**Aim:**
Can you print every record below exactly as written?

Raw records
________________________
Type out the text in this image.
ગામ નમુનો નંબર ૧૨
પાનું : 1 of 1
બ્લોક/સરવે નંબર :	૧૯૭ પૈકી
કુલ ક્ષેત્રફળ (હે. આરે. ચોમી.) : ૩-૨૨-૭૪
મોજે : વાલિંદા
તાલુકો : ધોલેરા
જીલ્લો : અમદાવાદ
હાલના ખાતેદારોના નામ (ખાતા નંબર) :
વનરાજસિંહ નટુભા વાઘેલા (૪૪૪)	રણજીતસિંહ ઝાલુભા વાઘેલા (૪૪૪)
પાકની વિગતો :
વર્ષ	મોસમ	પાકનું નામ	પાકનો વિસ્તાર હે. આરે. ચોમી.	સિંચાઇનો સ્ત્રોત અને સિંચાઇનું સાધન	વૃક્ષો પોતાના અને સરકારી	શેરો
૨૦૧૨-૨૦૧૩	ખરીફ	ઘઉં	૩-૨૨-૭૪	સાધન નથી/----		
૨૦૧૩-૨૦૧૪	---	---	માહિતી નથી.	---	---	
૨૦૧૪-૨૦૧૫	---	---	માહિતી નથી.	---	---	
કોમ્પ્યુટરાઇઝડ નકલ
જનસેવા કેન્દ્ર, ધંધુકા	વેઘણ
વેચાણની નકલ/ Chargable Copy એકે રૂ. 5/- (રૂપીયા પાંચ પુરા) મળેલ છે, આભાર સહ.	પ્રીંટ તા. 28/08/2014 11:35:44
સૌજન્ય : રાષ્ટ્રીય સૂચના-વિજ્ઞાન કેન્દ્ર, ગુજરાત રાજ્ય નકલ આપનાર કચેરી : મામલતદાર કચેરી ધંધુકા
________________________
**Final answer:**
Type out the text in this image.
ગામ નમુનો નંબર ૧૨
પાનું : 1 of 1
બ્લોક/સરવે નંબર :	૧૯૭ પૈકી
કુલ ક્ષેત્રફળ (હે. આરે. ચોમી.) : ૩-૨૨-૭૪
મોજે : વાલિંદા
તાલુકો : ધોલેરા
જીલ્લો : અમદાવાદ
હાલના ખાતેદારોના નામ (ખાતા નંબર) :
વનરાજસિંહ નટુભા વાઘેલા (૪૪૪)	રણજીતસિંહ ઝાલુભા વાઘેલા (૪૪૪)
પાકની વિગતો :
વર્ષ	મોસમ	પાકનું નામ	પાકનો વિસ્તાર હે. આરે. ચોમી.	સિંચાઇનો સ્ત્રોત અને સિંચાઇનું સાધન	વૃક્ષો પોતાના અને સરકારી	શેરો
૨૦૧૨-૨૦૧૩	ખરીફ	ઘઉં	૩-૨૨-૭૪	સાધન નથી/----		
૨૦૧૩-૨૦૧૪	---	---	માહિતી નથી.	---	---	
૨૦૧૪-૨૦૧૫	---	---	માહિતી નથી.	---	---	
કોમ્પ્યુટરાઇઝડ નકલ
જનસેવા કેન્દ્ર, ધંધુકા	વેઘણ
વેચાણની નકલ/ Chargable Copy એકે રૂ. 5/- (રૂપીયા પાંચ પુરા) મળેલ છે, આભાર સહ.	પ્રીંટ તા. 28/08/2014 11:35:44
સૌજન્ય : રાષ્ટ્રીય સૂચના-વિજ્ઞાન કેન્દ્ર, ગુજરાત રાજ્ય નકલ આપનાર કચેરી : મામલતદાર કચેરી ધંધુકા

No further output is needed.